Data entries
━━━

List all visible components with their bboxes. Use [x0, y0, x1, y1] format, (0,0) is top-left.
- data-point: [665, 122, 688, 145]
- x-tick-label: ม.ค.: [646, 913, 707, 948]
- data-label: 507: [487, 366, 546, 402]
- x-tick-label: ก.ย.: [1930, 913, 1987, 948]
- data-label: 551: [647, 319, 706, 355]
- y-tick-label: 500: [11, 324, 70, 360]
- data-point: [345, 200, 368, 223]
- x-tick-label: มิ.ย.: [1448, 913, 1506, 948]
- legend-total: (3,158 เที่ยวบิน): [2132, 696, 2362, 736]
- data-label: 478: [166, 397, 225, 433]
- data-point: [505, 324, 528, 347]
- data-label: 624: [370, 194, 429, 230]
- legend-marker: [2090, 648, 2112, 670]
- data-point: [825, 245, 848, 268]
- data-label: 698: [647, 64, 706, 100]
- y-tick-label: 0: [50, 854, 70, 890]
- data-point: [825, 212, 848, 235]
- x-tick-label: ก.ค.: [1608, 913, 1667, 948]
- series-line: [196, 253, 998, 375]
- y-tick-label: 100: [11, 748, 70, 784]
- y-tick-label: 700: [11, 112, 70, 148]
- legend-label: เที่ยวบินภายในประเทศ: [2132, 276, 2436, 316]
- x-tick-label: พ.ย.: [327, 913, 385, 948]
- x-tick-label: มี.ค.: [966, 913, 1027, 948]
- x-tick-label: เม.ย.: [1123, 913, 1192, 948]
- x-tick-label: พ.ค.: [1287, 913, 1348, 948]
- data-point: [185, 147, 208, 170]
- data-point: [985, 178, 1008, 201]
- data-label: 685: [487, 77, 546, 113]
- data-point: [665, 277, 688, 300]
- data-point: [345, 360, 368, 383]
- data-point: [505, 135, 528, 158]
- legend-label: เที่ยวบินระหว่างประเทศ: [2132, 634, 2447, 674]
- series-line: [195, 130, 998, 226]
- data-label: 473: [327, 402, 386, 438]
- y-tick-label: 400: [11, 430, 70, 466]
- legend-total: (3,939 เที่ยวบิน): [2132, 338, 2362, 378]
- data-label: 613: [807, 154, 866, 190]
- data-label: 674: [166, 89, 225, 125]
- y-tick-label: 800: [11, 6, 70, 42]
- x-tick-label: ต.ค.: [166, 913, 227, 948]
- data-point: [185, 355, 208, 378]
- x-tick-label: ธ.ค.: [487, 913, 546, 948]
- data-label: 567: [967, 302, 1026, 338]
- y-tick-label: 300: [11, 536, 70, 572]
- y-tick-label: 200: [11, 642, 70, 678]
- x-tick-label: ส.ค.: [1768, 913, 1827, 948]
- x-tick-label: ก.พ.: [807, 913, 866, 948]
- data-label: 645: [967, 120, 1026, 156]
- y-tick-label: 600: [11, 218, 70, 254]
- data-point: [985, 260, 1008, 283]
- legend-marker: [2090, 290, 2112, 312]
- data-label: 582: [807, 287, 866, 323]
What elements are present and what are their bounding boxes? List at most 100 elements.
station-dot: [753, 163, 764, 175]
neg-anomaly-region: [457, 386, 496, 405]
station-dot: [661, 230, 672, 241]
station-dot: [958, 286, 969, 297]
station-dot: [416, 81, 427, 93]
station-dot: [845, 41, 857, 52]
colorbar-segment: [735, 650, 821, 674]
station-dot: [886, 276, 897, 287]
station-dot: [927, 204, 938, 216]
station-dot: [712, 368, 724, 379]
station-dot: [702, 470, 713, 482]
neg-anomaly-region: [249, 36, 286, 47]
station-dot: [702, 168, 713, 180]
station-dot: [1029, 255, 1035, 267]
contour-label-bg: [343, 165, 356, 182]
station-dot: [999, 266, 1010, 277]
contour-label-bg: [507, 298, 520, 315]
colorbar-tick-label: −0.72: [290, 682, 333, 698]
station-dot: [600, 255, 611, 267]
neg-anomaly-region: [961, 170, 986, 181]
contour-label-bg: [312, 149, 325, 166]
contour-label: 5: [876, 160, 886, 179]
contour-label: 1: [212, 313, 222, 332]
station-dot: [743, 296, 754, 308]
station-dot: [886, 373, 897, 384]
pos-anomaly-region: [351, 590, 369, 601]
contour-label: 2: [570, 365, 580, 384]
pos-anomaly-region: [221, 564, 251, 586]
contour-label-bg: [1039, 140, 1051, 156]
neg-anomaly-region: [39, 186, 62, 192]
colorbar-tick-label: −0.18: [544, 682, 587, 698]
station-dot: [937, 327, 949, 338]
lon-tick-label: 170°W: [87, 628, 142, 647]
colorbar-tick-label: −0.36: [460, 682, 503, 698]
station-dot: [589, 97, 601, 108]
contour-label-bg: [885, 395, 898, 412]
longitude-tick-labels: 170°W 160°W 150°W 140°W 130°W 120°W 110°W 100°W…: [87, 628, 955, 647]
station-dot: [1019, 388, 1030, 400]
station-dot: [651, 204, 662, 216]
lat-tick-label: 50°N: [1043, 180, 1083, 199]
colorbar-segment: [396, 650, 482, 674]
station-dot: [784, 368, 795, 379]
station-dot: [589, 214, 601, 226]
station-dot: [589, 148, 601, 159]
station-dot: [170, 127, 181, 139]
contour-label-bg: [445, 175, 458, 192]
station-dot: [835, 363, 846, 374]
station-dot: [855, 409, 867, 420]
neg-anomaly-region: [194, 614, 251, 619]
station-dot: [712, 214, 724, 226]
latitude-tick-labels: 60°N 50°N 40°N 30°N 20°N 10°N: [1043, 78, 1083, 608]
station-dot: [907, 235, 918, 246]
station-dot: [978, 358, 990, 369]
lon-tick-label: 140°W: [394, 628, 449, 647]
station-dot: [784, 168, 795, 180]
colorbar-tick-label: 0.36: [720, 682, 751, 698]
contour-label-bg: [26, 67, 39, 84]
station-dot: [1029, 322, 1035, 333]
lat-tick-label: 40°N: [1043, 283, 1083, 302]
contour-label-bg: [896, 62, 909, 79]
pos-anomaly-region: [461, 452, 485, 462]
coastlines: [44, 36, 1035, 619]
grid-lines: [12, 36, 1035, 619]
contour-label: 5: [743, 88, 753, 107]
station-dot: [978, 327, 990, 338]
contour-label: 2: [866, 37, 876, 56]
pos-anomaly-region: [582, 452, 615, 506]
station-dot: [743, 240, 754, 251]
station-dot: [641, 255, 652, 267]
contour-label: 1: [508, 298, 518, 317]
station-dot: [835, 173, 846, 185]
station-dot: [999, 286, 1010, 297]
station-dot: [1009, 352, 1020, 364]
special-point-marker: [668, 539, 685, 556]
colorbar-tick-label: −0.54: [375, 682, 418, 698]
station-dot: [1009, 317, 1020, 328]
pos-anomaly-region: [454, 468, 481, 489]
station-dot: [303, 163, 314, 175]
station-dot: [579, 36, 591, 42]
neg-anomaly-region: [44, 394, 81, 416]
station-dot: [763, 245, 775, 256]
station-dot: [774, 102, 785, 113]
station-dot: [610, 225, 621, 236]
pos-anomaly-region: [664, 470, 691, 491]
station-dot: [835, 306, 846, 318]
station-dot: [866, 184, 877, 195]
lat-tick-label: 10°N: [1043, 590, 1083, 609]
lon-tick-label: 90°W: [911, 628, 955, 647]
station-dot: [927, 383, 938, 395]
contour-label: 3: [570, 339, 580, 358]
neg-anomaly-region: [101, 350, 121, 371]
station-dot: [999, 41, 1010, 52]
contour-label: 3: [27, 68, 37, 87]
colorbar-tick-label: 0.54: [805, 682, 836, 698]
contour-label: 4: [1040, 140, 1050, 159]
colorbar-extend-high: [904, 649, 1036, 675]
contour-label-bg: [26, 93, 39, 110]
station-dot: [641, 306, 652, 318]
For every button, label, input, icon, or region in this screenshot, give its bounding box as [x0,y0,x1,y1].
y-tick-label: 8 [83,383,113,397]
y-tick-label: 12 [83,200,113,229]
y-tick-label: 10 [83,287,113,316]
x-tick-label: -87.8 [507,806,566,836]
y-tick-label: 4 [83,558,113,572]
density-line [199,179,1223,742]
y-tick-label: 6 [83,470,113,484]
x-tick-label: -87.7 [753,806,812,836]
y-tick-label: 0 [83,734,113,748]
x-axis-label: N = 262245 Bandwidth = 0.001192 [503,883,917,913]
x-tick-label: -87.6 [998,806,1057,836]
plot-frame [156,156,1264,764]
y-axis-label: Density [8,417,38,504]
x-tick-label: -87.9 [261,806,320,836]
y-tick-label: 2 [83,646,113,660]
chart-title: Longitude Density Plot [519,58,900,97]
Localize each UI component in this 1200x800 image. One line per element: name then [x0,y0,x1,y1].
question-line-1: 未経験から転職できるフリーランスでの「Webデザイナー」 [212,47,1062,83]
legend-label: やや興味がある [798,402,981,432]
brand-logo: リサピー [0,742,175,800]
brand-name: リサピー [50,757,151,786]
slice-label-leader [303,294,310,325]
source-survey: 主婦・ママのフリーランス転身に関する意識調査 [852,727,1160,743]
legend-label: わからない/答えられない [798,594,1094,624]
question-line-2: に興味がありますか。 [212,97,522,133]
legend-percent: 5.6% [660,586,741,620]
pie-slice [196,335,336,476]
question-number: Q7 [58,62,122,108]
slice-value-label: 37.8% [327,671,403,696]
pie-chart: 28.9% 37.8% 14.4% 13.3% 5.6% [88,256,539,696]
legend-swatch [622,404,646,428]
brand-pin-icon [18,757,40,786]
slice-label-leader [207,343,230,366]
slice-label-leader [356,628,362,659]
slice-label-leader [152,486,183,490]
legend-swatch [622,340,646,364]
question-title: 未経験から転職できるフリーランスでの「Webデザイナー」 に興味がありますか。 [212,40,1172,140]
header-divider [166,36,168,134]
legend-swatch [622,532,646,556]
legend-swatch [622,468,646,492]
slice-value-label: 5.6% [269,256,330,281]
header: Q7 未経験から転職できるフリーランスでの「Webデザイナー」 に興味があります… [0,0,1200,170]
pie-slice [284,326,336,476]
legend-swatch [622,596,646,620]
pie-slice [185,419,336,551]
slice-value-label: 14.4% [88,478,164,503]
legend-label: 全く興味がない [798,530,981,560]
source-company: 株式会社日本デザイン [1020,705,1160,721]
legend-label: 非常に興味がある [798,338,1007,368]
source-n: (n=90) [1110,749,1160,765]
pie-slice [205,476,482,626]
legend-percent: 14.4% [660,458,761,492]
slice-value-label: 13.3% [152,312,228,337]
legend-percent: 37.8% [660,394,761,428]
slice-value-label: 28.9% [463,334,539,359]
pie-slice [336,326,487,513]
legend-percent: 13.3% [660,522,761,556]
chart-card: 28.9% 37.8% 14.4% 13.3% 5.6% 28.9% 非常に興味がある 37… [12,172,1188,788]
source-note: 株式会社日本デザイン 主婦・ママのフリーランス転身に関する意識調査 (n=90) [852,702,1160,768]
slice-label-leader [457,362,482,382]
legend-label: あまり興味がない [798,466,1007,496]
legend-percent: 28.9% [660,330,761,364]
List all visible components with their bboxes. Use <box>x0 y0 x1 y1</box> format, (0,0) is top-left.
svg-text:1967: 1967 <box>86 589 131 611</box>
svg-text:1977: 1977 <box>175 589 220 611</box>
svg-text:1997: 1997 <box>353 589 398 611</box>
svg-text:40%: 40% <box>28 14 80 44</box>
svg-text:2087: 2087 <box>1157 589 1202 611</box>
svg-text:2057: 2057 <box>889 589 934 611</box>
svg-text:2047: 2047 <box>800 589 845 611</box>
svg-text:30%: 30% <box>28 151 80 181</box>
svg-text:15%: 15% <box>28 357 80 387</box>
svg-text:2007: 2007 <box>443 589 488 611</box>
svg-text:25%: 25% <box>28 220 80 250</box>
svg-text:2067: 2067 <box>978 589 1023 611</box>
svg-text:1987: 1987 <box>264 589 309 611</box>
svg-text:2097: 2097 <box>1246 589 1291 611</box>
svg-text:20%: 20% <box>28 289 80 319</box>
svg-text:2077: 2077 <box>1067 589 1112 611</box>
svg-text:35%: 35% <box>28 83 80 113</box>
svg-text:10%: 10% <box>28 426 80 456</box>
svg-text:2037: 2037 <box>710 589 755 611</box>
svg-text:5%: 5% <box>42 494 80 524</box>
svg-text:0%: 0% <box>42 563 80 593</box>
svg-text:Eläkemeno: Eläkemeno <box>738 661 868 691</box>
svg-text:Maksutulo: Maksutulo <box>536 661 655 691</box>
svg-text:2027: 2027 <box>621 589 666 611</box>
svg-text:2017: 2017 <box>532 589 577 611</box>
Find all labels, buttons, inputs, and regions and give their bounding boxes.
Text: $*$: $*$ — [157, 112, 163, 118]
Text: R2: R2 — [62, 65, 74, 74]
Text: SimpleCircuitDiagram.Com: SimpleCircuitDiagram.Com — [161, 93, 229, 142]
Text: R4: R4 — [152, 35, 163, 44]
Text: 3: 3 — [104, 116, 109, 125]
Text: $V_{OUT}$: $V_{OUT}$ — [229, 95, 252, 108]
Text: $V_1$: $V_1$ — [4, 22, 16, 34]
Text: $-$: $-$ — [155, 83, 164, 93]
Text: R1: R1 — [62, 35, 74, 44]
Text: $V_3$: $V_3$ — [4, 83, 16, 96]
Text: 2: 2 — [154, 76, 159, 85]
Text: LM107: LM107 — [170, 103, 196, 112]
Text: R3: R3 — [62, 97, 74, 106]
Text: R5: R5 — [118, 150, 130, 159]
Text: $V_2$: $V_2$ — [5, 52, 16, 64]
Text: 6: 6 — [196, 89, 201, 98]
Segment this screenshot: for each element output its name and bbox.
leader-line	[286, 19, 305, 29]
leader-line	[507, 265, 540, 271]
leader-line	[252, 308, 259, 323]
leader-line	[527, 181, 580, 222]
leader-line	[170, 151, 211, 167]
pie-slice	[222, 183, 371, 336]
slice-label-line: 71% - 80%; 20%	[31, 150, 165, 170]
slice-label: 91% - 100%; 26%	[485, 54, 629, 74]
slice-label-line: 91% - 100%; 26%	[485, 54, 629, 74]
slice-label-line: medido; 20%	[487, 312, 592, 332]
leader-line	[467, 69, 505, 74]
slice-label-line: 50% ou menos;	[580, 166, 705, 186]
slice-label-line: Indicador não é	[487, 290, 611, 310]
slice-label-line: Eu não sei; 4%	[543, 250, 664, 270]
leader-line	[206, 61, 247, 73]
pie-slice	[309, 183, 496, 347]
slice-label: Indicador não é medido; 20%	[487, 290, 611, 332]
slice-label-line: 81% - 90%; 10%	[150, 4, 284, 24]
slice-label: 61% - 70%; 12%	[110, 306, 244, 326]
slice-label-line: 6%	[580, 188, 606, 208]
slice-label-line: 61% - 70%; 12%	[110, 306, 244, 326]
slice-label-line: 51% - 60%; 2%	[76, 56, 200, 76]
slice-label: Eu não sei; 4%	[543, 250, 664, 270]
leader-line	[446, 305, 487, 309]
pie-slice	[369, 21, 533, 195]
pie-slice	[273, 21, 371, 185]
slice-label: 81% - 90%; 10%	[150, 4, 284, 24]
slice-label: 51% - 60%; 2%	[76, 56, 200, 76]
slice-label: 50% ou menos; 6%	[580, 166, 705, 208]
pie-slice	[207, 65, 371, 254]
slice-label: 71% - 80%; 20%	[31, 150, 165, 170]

━━━

REQUIRED TASK » Render the lines from the start of the items through the line containing "- data-point: [665, 277, 688, 300]", both ends included, as a numbered list, omitting blank lines.

FINAL RESULT »
1. List all visible components with their bboxes. Use [x0, y0, x1, y1] format, (0,0) is top-left.
2. - data-point: [665, 122, 688, 145]
3. - x-tick-label: ม.ค.: [646, 913, 707, 948]
4. - data-label: 507: [487, 366, 546, 402]
5. - x-tick-label: ก.ย.: [1930, 913, 1987, 948]
6. - data-label: 551: [647, 319, 706, 355]
7. - y-tick-label: 500: [11, 324, 70, 360]
8. - data-point: [345, 200, 368, 223]
9. - x-tick-label: มิ.ย.: [1448, 913, 1506, 948]
10. - legend-total: (3,158 เที่ยวบิน): [2132, 696, 2362, 736]
11. - data-label: 478: [166, 397, 225, 433]
12. - data-point: [505, 324, 528, 347]
13. - data-label: 624: [370, 194, 429, 230]
14. - legend-marker: [2090, 648, 2112, 670]
15. - data-point: [825, 245, 848, 268]
16. - data-label: 698: [647, 64, 706, 100]
17. - y-tick-label: 0: [50, 854, 70, 890]
18. - data-point: [825, 212, 848, 235]
19. - x-tick-label: ก.ค.: [1608, 913, 1667, 948]
20. - series-line: [196, 253, 998, 375]
21. - y-tick-label: 100: [11, 748, 70, 784]
22. - y-tick-label: 700: [11, 112, 70, 148]
23. - legend-label: เที่ยวบินภายในประเทศ: [2132, 276, 2436, 316]
24. - x-tick-label: พ.ย.: [327, 913, 385, 948]
25. - x-tick-label: มี.ค.: [966, 913, 1027, 948]
26. - x-tick-label: เม.ย.: [1123, 913, 1192, 948]
27. - x-tick-label: พ.ค.: [1287, 913, 1348, 948]
28. - data-point: [185, 147, 208, 170]
29. - data-point: [985, 178, 1008, 201]
30. - data-label: 685: [487, 77, 546, 113]
31. - data-point: [665, 277, 688, 300]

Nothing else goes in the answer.